▶ _STATED PROBLEM_: Word for word, quote all of the material, omitting the pictures.

▶ _MATERIALS PROVIDED_:
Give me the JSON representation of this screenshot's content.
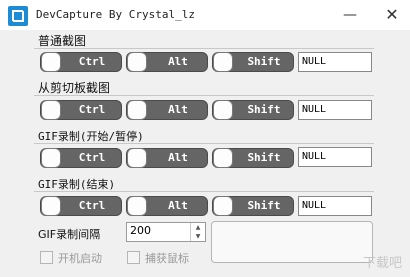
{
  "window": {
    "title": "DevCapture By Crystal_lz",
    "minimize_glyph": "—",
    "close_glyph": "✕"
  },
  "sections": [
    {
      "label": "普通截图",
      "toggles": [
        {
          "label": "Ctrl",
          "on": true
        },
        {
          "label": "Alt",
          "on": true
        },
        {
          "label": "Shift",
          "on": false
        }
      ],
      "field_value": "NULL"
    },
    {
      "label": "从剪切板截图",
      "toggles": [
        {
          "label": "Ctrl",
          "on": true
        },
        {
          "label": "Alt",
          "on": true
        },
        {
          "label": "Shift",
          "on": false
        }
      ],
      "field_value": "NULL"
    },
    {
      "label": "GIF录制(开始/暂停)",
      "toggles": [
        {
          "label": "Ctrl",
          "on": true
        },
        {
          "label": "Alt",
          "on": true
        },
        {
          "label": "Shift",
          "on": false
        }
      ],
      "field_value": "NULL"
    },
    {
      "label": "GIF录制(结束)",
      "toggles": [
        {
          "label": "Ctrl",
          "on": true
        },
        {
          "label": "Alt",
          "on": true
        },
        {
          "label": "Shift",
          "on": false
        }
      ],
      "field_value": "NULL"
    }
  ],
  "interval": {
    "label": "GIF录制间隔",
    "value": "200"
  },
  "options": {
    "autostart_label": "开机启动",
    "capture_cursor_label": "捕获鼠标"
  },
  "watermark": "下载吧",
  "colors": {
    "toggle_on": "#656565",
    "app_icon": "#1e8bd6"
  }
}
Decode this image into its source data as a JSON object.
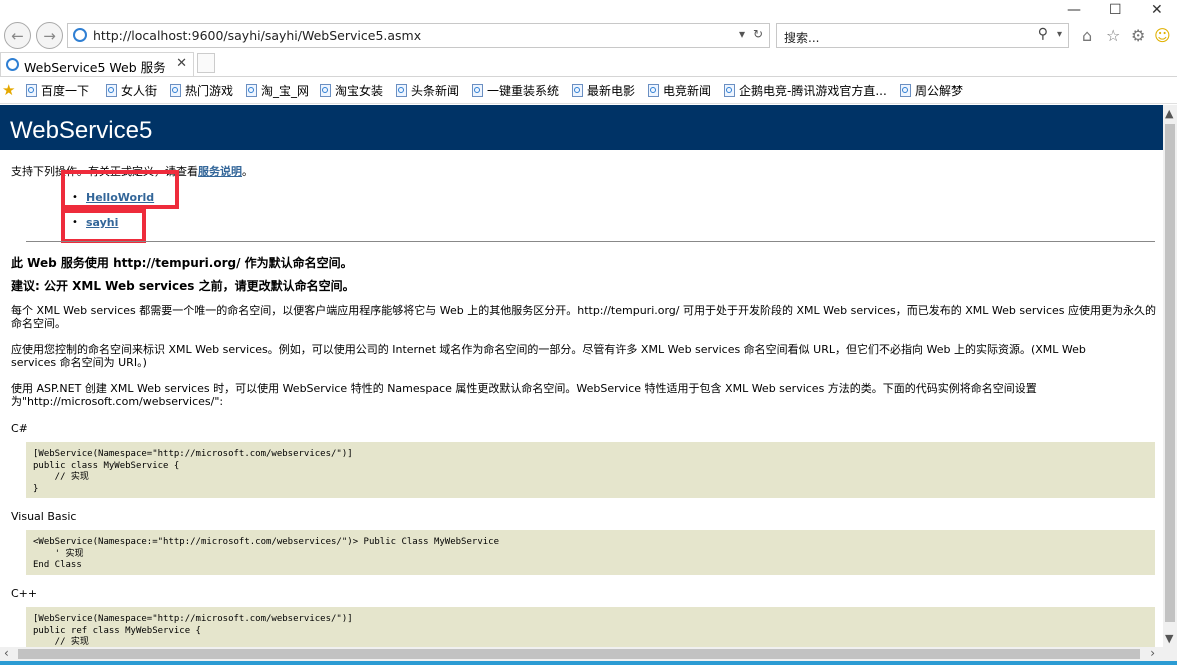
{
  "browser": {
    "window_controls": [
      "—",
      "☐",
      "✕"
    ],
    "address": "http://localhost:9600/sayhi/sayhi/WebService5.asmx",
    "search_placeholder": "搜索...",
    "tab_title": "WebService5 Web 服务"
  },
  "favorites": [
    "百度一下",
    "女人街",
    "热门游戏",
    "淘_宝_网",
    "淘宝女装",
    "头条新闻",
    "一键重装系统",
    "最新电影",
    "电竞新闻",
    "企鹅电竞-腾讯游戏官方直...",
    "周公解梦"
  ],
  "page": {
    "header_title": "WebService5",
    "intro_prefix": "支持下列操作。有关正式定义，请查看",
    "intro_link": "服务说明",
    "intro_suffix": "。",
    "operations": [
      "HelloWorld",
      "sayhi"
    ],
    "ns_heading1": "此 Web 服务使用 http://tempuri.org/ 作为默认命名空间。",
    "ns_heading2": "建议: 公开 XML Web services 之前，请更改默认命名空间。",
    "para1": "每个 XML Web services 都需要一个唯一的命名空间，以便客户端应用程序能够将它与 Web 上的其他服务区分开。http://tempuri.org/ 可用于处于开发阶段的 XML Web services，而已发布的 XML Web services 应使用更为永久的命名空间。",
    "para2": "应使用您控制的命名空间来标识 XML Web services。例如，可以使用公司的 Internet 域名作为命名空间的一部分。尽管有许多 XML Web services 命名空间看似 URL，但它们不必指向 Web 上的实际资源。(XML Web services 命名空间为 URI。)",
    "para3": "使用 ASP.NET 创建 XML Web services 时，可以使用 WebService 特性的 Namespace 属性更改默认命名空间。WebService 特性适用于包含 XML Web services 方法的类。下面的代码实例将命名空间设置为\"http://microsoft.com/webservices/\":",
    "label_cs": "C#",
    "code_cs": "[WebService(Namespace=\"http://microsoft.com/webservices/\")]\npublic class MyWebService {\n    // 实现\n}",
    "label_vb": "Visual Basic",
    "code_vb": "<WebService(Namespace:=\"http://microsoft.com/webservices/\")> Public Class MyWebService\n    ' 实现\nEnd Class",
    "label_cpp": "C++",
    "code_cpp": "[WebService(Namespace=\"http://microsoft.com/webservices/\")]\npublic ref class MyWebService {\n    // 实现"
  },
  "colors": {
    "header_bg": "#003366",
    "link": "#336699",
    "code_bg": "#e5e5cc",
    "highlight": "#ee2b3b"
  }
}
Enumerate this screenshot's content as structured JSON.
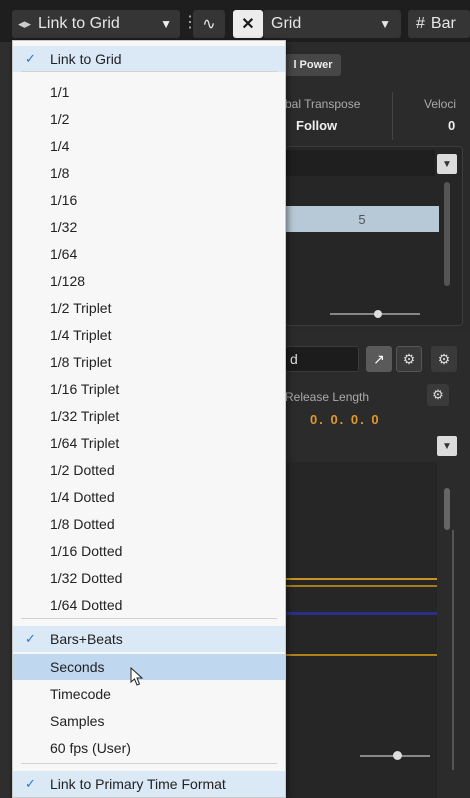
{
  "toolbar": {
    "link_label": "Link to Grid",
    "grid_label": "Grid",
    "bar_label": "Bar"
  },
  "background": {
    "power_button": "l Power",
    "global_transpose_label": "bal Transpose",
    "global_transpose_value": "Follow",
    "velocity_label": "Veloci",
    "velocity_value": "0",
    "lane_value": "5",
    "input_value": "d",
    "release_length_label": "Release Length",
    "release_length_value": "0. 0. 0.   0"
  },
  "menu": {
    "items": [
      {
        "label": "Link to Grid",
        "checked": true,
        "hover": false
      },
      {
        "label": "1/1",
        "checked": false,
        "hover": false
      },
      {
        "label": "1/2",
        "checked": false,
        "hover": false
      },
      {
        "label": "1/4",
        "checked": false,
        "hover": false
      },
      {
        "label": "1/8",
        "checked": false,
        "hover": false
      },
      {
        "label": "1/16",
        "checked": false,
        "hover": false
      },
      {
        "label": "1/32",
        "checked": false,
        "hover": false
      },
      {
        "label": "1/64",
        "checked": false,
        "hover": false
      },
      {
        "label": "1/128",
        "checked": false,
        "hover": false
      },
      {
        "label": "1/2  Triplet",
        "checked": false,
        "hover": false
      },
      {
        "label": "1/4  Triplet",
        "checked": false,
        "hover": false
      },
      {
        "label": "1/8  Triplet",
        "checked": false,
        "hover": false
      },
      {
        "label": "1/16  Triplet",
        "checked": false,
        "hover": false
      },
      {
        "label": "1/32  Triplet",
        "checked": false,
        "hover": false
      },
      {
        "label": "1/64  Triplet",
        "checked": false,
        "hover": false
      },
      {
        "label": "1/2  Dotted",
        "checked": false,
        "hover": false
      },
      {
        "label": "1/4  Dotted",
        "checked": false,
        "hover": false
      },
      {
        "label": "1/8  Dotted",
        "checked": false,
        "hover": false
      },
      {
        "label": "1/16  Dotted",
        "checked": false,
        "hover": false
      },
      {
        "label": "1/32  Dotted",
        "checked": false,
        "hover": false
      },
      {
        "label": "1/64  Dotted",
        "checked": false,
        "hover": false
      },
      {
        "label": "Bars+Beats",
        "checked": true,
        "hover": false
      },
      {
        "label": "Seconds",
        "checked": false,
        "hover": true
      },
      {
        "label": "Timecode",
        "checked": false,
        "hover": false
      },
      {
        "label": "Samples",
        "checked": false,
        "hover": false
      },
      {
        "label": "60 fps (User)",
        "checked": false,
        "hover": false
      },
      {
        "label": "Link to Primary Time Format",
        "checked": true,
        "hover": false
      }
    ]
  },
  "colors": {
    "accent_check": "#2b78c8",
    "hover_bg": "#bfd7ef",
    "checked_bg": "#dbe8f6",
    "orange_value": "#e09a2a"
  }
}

▶ _ANSWER TO THE EXERCISE_:
Give me the JSON representation of this screenshot's content.
{
  "window": {
    "title": "DevCapture By Crystal_lz",
    "minimize_glyph": "—",
    "close_glyph": "✕"
  },
  "sections": [
    {
      "label": "普通截图",
      "toggles": [
        {
          "label": "Ctrl",
          "on": true
        },
        {
          "label": "Alt",
          "on": true
        },
        {
          "label": "Shift",
          "on": false
        }
      ],
      "field_value": "NULL"
    },
    {
      "label": "从剪切板截图",
      "toggles": [
        {
          "label": "Ctrl",
          "on": true
        },
        {
          "label": "Alt",
          "on": true
        },
        {
          "label": "Shift",
          "on": false
        }
      ],
      "field_value": "NULL"
    },
    {
      "label": "GIF录制(开始/暂停)",
      "toggles": [
        {
          "label": "Ctrl",
          "on": true
        },
        {
          "label": "Alt",
          "on": true
        },
        {
          "label": "Shift",
          "on": false
        }
      ],
      "field_value": "NULL"
    },
    {
      "label": "GIF录制(结束)",
      "toggles": [
        {
          "label": "Ctrl",
          "on": true
        },
        {
          "label": "Alt",
          "on": true
        },
        {
          "label": "Shift",
          "on": false
        }
      ],
      "field_value": "NULL"
    }
  ],
  "interval": {
    "label": "GIF录制间隔",
    "value": "200"
  },
  "options": {
    "autostart_label": "开机启动",
    "capture_cursor_label": "捕获鼠标"
  },
  "watermark": "下载吧",
  "colors": {
    "toggle_on": "#656565",
    "app_icon": "#1e8bd6"
  }
}
Decode this image into its source data as a JSON object.
{
  "browser": {
    "window_controls": [
      "—",
      "☐",
      "✕"
    ],
    "address": "http://localhost:9600/sayhi/sayhi/WebService5.asmx",
    "search_placeholder": "搜索...",
    "tab_title": "WebService5 Web 服务"
  },
  "favorites": [
    "百度一下",
    "女人街",
    "热门游戏",
    "淘_宝_网",
    "淘宝女装",
    "头条新闻",
    "一键重装系统",
    "最新电影",
    "电竞新闻",
    "企鹅电竞-腾讯游戏官方直...",
    "周公解梦"
  ],
  "page": {
    "header_title": "WebService5",
    "intro_prefix": "支持下列操作。有关正式定义，请查看",
    "intro_link": "服务说明",
    "intro_suffix": "。",
    "operations": [
      "HelloWorld",
      "sayhi"
    ],
    "ns_heading1": "此 Web 服务使用 http://tempuri.org/ 作为默认命名空间。",
    "ns_heading2": "建议: 公开 XML Web services 之前，请更改默认命名空间。",
    "para1": "每个 XML Web services 都需要一个唯一的命名空间，以便客户端应用程序能够将它与 Web 上的其他服务区分开。http://tempuri.org/ 可用于处于开发阶段的 XML Web services，而已发布的 XML Web services 应使用更为永久的命名空间。",
    "para2": "应使用您控制的命名空间来标识 XML Web services。例如，可以使用公司的 Internet 域名作为命名空间的一部分。尽管有许多 XML Web services 命名空间看似 URL，但它们不必指向 Web 上的实际资源。(XML Web services 命名空间为 URI。)",
    "para3": "使用 ASP.NET 创建 XML Web services 时，可以使用 WebService 特性的 Namespace 属性更改默认命名空间。WebService 特性适用于包含 XML Web services 方法的类。下面的代码实例将命名空间设置为\"http://microsoft.com/webservices/\":",
    "label_cs": "C#",
    "code_cs": "[WebService(Namespace=\"http://microsoft.com/webservices/\")]\npublic class MyWebService {\n    // 实现\n}",
    "label_vb": "Visual Basic",
    "code_vb": "<WebService(Namespace:=\"http://microsoft.com/webservices/\")> Public Class MyWebService\n    ' 实现\nEnd Class",
    "label_cpp": "C++",
    "code_cpp": "[WebService(Namespace=\"http://microsoft.com/webservices/\")]\npublic ref class MyWebService {\n    // 实现"
  },
  "colors": {
    "header_bg": "#003366",
    "link": "#336699",
    "code_bg": "#e5e5cc",
    "highlight": "#ee2b3b"
  }
}
Enumerate this screenshot's content as structured JSON.
{
  "toolbar": {
    "link_label": "Link to Grid",
    "grid_label": "Grid",
    "bar_label": "Bar"
  },
  "background": {
    "power_button": "l Power",
    "global_transpose_label": "bal Transpose",
    "global_transpose_value": "Follow",
    "velocity_label": "Veloci",
    "velocity_value": "0",
    "lane_value": "5",
    "input_value": "d",
    "release_length_label": "Release Length",
    "release_length_value": "0. 0. 0.   0"
  },
  "menu": {
    "items": [
      {
        "label": "Link to Grid",
        "checked": true,
        "hover": false
      },
      {
        "label": "1/1",
        "checked": false,
        "hover": false
      },
      {
        "label": "1/2",
        "checked": false,
        "hover": false
      },
      {
        "label": "1/4",
        "checked": false,
        "hover": false
      },
      {
        "label": "1/8",
        "checked": false,
        "hover": false
      },
      {
        "label": "1/16",
        "checked": false,
        "hover": false
      },
      {
        "label": "1/32",
        "checked": false,
        "hover": false
      },
      {
        "label": "1/64",
        "checked": false,
        "hover": false
      },
      {
        "label": "1/128",
        "checked": false,
        "hover": false
      },
      {
        "label": "1/2  Triplet",
        "checked": false,
        "hover": false
      },
      {
        "label": "1/4  Triplet",
        "checked": false,
        "hover": false
      },
      {
        "label": "1/8  Triplet",
        "checked": false,
        "hover": false
      },
      {
        "label": "1/16  Triplet",
        "checked": false,
        "hover": false
      },
      {
        "label": "1/32  Triplet",
        "checked": false,
        "hover": false
      },
      {
        "label": "1/64  Triplet",
        "checked": false,
        "hover": false
      },
      {
        "label": "1/2  Dotted",
        "checked": false,
        "hover": false
      },
      {
        "label": "1/4  Dotted",
        "checked": false,
        "hover": false
      },
      {
        "label": "1/8  Dotted",
        "checked": false,
        "hover": false
      },
      {
        "label": "1/16  Dotted",
        "checked": false,
        "hover": false
      },
      {
        "label": "1/32  Dotted",
        "checked": false,
        "hover": false
      },
      {
        "label": "1/64  Dotted",
        "checked": false,
        "hover": false
      },
      {
        "label": "Bars+Beats",
        "checked": true,
        "hover": false
      },
      {
        "label": "Seconds",
        "checked": false,
        "hover": true
      },
      {
        "label": "Timecode",
        "checked": false,
        "hover": false
      },
      {
        "label": "Samples",
        "checked": false,
        "hover": false
      },
      {
        "label": "60 fps (User)",
        "checked": false,
        "hover": false
      },
      {
        "label": "Link to Primary Time Format",
        "checked": true,
        "hover": false
      }
    ]
  },
  "colors": {
    "accent_check": "#2b78c8",
    "hover_bg": "#bfd7ef",
    "checked_bg": "#dbe8f6",
    "orange_value": "#e09a2a"
  }
}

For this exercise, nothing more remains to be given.